** Start of Dataset rows **

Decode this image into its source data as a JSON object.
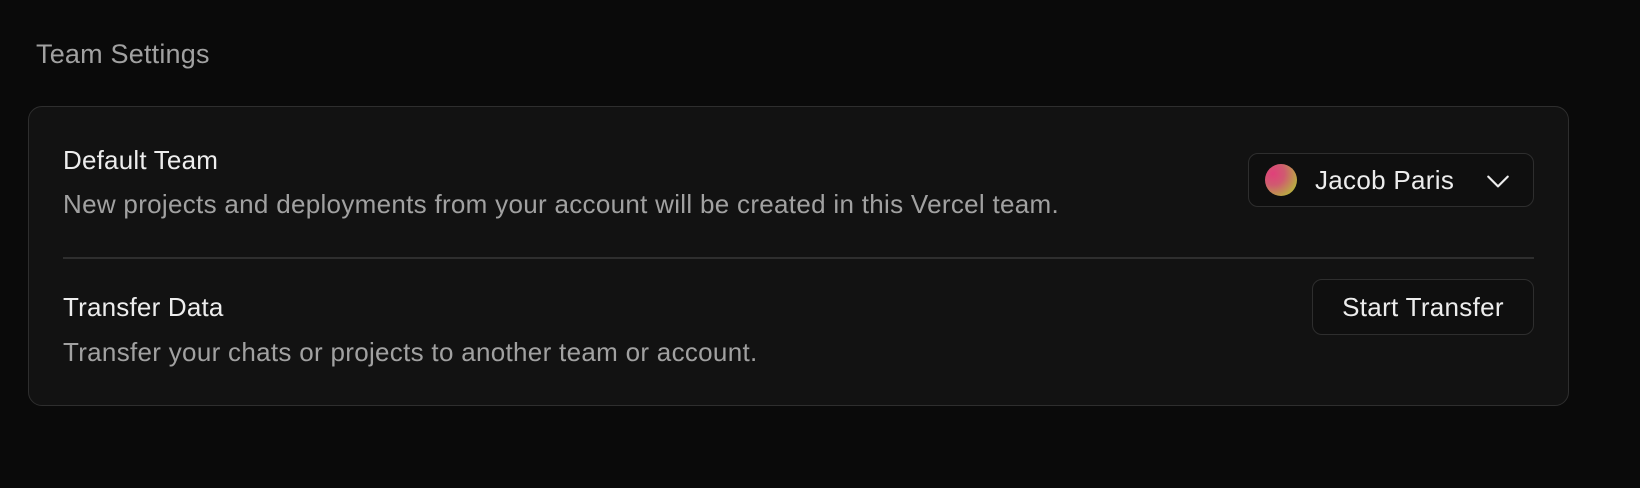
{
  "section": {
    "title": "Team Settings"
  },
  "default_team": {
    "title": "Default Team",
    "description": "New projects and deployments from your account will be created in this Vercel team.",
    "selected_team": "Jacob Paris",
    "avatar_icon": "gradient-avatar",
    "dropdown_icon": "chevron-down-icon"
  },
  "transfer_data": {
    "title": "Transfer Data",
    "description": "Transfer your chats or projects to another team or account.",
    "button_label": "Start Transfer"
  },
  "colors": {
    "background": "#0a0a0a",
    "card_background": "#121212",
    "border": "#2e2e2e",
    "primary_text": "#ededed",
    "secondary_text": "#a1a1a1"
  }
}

** End of Dataset rows **
** Start of Dataset rows **

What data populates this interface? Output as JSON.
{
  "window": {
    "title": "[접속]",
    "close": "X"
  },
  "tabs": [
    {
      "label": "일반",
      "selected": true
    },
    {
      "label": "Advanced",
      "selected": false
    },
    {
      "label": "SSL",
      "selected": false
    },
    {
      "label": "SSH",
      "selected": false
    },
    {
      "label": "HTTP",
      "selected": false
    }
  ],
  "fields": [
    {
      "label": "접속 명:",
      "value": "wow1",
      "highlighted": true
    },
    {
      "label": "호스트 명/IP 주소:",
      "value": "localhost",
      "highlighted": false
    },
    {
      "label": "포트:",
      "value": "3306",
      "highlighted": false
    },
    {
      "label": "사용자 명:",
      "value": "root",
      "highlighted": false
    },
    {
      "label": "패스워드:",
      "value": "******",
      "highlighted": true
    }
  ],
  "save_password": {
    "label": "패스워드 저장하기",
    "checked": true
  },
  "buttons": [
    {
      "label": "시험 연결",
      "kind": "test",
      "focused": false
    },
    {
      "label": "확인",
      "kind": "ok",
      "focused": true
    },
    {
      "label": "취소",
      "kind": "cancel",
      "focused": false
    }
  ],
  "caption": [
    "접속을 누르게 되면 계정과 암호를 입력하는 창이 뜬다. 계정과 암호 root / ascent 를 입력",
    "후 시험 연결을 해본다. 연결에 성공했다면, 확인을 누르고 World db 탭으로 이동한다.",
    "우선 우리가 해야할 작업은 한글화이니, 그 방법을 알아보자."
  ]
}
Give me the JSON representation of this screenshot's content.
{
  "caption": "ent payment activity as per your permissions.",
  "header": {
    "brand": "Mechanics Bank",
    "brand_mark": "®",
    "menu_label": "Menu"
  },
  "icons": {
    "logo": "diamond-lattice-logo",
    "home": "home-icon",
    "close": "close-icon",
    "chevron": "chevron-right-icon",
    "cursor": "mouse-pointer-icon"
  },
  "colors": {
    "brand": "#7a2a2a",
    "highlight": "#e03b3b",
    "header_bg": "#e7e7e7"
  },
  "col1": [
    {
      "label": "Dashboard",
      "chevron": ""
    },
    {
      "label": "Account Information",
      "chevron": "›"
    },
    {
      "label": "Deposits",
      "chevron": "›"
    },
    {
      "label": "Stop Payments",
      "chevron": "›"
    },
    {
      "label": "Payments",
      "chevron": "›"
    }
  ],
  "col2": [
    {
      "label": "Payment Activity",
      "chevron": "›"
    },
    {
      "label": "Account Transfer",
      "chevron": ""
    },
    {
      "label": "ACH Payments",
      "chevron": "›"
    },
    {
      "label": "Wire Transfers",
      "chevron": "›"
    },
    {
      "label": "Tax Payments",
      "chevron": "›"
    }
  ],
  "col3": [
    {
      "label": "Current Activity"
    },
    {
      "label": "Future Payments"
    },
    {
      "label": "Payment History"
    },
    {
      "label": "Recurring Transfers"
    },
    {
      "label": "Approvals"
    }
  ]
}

** End of Dataset rows **
** Start of Dataset rows **

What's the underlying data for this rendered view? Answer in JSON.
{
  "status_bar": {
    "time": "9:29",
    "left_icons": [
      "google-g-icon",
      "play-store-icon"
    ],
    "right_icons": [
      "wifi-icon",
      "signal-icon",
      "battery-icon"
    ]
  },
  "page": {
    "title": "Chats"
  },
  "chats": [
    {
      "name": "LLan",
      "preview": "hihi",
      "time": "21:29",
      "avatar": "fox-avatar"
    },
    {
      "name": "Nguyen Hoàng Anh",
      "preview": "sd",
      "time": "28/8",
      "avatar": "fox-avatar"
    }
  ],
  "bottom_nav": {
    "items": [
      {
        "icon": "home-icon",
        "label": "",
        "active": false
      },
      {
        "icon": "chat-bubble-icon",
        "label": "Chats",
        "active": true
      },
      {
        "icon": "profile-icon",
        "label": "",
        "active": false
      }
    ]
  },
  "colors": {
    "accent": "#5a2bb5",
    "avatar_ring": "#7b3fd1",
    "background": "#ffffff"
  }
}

** End of Dataset rows **

What you should do -> Using the listing, say how many lines include the word "this", and add nothing else.

Reply to the exercise -> 5